## Goal:
Read the lines below and count those that have the word "migrant". Respond with the number only.

Records from a data collection:
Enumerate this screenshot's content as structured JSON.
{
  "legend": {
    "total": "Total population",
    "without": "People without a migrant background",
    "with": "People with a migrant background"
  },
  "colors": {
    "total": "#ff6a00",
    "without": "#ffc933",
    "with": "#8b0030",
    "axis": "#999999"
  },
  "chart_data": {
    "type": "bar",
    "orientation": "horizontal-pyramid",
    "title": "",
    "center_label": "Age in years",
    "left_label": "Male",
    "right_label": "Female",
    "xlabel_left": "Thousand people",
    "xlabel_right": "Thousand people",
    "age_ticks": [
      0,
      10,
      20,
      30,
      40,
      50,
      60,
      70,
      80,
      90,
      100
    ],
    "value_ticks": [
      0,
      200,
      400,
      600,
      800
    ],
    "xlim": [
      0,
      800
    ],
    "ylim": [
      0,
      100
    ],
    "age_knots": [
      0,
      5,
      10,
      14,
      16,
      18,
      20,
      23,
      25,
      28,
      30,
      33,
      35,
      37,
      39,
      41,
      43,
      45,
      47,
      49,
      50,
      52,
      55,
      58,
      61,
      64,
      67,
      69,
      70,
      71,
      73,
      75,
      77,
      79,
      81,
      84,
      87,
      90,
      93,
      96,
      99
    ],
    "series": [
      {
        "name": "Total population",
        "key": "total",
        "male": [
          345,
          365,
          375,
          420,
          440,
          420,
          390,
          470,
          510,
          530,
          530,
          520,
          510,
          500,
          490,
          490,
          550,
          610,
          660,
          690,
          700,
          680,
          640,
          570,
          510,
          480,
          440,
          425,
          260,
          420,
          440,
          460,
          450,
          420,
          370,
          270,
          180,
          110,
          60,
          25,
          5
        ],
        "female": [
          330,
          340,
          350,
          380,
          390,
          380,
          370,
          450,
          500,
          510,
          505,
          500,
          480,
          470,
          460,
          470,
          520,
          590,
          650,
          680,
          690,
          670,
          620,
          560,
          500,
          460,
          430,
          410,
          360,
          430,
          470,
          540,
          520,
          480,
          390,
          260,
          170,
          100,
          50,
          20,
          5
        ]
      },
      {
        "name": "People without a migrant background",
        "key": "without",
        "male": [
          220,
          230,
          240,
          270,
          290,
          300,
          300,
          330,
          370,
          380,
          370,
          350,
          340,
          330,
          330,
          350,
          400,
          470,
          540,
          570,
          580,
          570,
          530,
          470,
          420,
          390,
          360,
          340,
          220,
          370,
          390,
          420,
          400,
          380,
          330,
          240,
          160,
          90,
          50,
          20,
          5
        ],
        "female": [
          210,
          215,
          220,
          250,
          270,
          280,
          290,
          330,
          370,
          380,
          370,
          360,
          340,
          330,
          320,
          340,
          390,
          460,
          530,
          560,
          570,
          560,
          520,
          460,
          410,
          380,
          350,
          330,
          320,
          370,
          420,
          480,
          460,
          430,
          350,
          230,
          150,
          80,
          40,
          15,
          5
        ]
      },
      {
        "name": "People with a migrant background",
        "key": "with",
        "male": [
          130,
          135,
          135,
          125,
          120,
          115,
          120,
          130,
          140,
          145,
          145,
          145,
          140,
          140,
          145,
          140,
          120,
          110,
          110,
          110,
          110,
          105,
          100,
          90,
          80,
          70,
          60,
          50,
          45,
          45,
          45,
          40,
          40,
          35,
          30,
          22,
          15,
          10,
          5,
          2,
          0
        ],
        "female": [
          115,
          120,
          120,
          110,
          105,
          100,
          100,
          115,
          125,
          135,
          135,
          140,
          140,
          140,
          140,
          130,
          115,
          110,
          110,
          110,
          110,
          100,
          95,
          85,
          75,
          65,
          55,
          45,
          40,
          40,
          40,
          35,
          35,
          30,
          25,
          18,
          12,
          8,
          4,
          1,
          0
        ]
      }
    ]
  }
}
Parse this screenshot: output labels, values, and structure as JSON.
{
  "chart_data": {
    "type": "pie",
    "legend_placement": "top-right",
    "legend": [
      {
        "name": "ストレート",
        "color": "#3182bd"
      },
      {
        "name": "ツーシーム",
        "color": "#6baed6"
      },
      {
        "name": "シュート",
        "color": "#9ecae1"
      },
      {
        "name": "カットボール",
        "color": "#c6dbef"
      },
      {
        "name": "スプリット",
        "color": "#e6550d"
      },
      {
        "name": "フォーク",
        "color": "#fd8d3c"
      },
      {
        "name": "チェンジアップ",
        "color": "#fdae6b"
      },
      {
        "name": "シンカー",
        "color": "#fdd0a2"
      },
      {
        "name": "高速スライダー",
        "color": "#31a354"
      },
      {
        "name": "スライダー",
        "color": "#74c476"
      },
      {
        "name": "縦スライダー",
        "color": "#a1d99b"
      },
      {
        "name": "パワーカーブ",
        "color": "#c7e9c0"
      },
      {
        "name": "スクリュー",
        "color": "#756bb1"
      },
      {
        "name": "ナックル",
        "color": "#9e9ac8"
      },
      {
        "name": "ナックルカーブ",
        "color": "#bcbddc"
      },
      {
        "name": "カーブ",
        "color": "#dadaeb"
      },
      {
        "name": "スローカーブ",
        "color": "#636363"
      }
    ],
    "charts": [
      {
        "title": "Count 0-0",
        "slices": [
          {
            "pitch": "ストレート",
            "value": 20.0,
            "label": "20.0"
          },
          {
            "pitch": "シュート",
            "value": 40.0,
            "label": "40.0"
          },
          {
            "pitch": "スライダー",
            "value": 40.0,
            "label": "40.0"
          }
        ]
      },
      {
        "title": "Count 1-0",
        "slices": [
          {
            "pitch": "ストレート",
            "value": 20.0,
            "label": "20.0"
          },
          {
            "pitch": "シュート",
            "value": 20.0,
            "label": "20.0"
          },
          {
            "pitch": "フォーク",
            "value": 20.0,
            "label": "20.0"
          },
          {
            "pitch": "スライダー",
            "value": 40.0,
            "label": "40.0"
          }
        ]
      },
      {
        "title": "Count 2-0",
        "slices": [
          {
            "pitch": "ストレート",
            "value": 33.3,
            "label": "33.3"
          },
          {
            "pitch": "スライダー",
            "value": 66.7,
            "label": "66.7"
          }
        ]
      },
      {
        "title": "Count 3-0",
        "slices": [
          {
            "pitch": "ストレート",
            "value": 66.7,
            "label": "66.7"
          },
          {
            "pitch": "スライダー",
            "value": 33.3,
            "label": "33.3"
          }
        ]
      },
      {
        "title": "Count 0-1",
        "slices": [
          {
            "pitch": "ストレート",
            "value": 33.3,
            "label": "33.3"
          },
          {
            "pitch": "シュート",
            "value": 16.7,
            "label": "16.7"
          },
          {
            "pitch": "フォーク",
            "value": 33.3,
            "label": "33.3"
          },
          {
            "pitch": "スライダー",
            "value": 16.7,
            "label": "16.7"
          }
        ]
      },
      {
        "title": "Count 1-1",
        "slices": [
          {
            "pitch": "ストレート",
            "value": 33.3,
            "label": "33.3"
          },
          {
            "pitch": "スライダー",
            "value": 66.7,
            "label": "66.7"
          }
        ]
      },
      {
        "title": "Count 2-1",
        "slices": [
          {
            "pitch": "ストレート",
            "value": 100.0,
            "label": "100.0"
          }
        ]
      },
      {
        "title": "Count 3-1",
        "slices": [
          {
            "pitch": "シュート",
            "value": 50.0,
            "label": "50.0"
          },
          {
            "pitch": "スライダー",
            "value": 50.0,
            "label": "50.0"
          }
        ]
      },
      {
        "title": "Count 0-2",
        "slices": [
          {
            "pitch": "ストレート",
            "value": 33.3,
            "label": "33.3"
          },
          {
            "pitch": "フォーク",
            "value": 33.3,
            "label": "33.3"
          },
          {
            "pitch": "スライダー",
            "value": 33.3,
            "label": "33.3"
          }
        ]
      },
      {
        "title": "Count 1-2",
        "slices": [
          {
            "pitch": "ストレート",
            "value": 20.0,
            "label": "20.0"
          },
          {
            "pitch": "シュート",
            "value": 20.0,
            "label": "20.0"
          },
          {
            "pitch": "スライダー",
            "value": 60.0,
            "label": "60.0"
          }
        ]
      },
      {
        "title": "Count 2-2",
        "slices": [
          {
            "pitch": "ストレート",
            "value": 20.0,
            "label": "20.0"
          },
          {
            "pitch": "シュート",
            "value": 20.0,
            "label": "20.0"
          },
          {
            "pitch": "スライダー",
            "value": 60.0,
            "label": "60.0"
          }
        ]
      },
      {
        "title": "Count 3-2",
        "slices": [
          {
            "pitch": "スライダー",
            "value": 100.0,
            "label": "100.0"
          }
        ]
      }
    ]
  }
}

## Exercise response:
4